SHORT PROBLEM: Extract every line below that contains the word "баре".

BEGIN

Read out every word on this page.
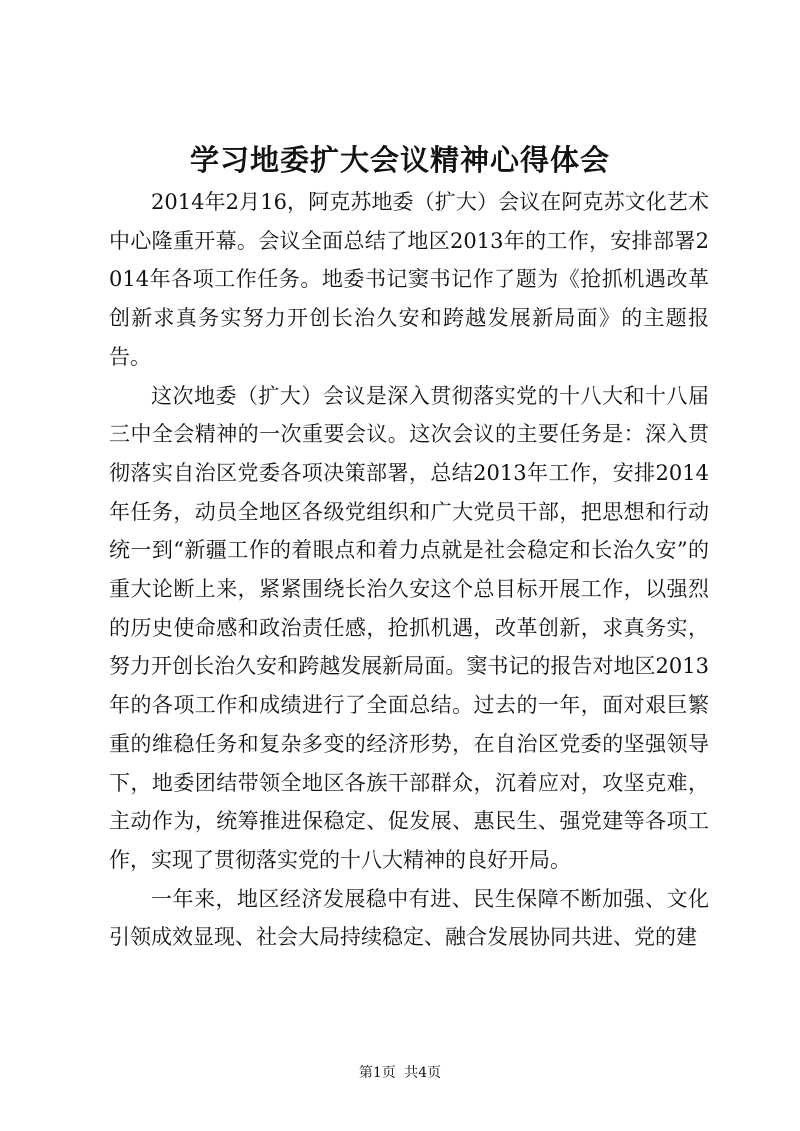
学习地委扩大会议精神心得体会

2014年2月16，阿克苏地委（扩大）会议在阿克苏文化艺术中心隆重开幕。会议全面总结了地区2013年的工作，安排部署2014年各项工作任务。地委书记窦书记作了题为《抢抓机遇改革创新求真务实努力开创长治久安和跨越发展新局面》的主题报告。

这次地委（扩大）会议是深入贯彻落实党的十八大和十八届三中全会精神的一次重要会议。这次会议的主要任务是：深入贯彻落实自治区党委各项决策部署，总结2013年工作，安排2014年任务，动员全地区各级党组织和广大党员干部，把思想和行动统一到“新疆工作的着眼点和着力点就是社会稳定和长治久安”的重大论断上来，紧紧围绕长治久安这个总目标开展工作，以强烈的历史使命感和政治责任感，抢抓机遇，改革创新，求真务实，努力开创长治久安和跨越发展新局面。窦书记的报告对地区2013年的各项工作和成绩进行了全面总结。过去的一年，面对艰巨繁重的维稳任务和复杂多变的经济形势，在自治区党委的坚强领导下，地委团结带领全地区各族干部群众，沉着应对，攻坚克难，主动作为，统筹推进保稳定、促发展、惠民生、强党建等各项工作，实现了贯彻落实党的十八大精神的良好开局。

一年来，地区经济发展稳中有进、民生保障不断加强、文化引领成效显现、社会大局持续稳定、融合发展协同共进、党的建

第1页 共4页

END
BEGIN

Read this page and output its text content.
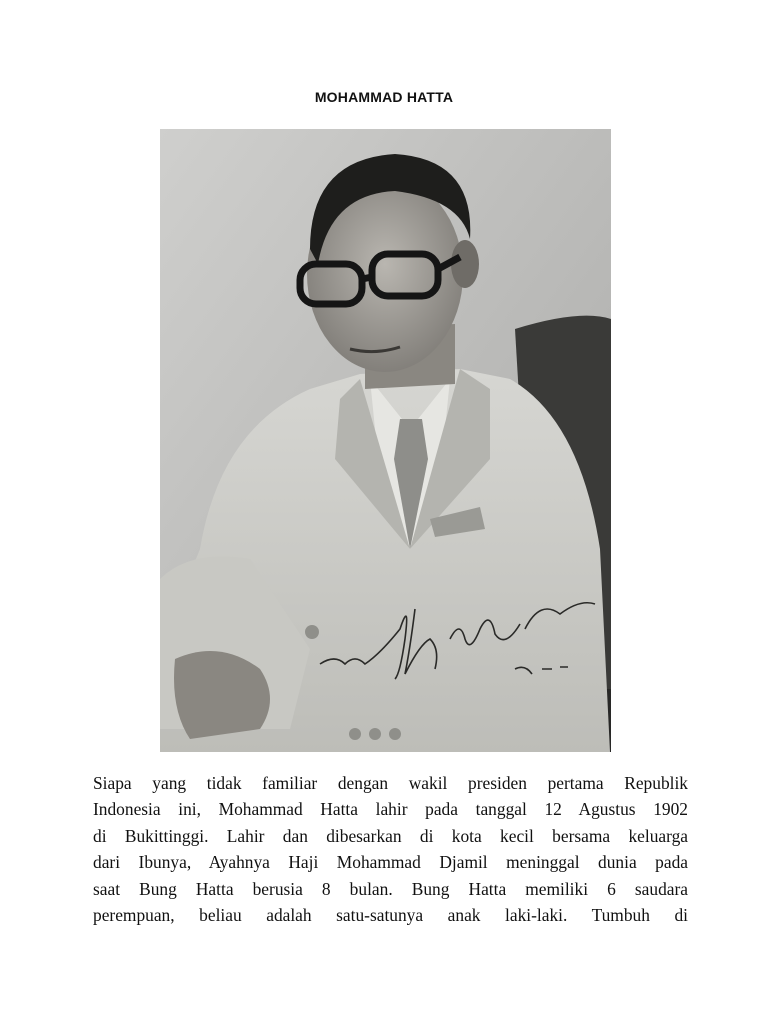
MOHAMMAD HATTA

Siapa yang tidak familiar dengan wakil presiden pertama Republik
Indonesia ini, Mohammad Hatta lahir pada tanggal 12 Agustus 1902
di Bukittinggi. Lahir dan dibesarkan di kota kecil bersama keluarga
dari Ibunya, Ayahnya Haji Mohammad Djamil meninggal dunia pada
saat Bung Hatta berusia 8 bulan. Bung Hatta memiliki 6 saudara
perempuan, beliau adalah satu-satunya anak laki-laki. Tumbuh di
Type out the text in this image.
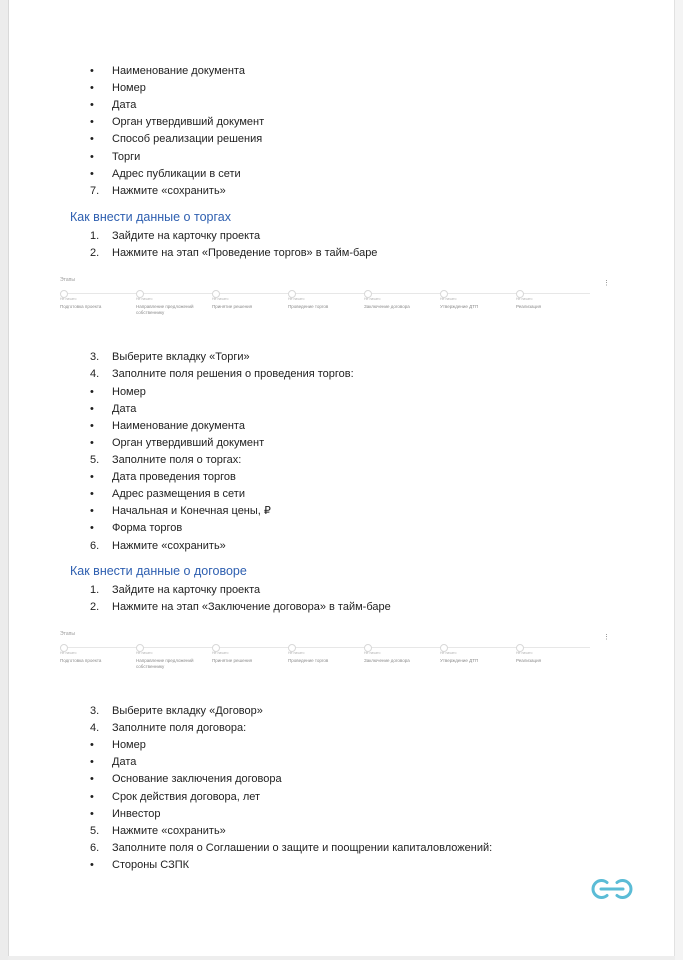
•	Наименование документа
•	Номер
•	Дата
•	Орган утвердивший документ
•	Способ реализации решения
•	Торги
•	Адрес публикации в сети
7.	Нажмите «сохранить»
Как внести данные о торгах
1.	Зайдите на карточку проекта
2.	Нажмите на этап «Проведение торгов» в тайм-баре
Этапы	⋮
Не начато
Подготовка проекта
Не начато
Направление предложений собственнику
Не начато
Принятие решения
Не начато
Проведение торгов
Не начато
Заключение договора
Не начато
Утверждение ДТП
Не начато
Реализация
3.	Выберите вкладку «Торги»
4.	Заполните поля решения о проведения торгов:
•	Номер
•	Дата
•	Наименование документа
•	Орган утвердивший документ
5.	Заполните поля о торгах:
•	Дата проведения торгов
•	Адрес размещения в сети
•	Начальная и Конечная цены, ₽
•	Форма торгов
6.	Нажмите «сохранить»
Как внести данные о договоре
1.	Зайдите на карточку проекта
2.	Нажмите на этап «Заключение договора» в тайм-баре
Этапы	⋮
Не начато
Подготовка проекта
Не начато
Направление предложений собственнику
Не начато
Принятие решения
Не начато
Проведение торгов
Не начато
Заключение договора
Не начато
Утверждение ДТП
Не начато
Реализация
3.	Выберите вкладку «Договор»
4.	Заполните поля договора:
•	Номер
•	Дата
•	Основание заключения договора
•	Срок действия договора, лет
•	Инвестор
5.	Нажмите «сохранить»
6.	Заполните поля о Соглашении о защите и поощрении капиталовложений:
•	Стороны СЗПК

END

SOLUTION TO THIS PROBLEM:
2.	Нажмите на этап «Проведение торгов» в тайм-баре
2.	Нажмите на этап «Заключение договора» в тайм-баре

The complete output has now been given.